Start of Material to process
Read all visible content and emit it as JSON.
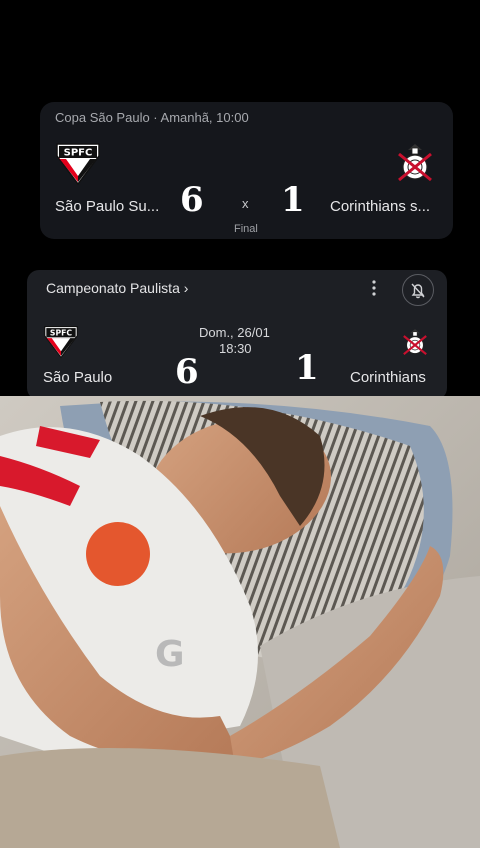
{
  "card_top": {
    "header": "Copa São Paulo · Amanhã, 10:00",
    "home_team": "São Paulo Su...",
    "away_team": "Corinthians s...",
    "home_score": "6",
    "away_score": "1",
    "separator": "x",
    "status": "Final"
  },
  "card_bottom": {
    "header": "Campeonato Paulista ›",
    "date": "Dom., 26/01",
    "time": "18:30",
    "home_team": "São Paulo",
    "away_team": "Corinthians",
    "home_score": "6",
    "away_score": "1"
  },
  "home_crest": {
    "text": "SPFC",
    "icon": "spfc-crest-icon",
    "colors": [
      "#e3001b",
      "#000000",
      "#ffffff"
    ]
  },
  "away_crest": {
    "icon": "corinthians-crest-icon",
    "colors": [
      "#ffffff",
      "#111111",
      "#c8102e"
    ]
  },
  "icons": {
    "menu": "more-vertical-icon",
    "bell": "notifications-off-icon"
  },
  "photo": {
    "description_icon": "man-lying-in-bed-photo",
    "sponsor_text": "LG",
    "colors": {
      "shirt": "#ecebe8",
      "stripe": "#d8192c",
      "pillow": "#8e9aa8",
      "wall": "#c9c5be"
    }
  }
}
End of Material to process
Reproduce the material word for word, minus the images.

■ **Final result**
Read all visible content and emit it as JSON.
{
  "card_top": {
    "header": "Copa São Paulo · Amanhã, 10:00",
    "home_team": "São Paulo Su...",
    "away_team": "Corinthians s...",
    "home_score": "6",
    "away_score": "1",
    "separator": "x",
    "status": "Final"
  },
  "card_bottom": {
    "header": "Campeonato Paulista ›",
    "date": "Dom., 26/01",
    "time": "18:30",
    "home_team": "São Paulo",
    "away_team": "Corinthians",
    "home_score": "6",
    "away_score": "1"
  },
  "home_crest": {
    "text": "SPFC",
    "icon": "spfc-crest-icon",
    "colors": [
      "#e3001b",
      "#000000",
      "#ffffff"
    ]
  },
  "away_crest": {
    "icon": "corinthians-crest-icon",
    "colors": [
      "#ffffff",
      "#111111",
      "#c8102e"
    ]
  },
  "icons": {
    "menu": "more-vertical-icon",
    "bell": "notifications-off-icon"
  },
  "photo": {
    "description_icon": "man-lying-in-bed-photo",
    "sponsor_text": "LG",
    "colors": {
      "shirt": "#ecebe8",
      "stripe": "#d8192c",
      "pillow": "#8e9aa8",
      "wall": "#c9c5be"
    }
  }
}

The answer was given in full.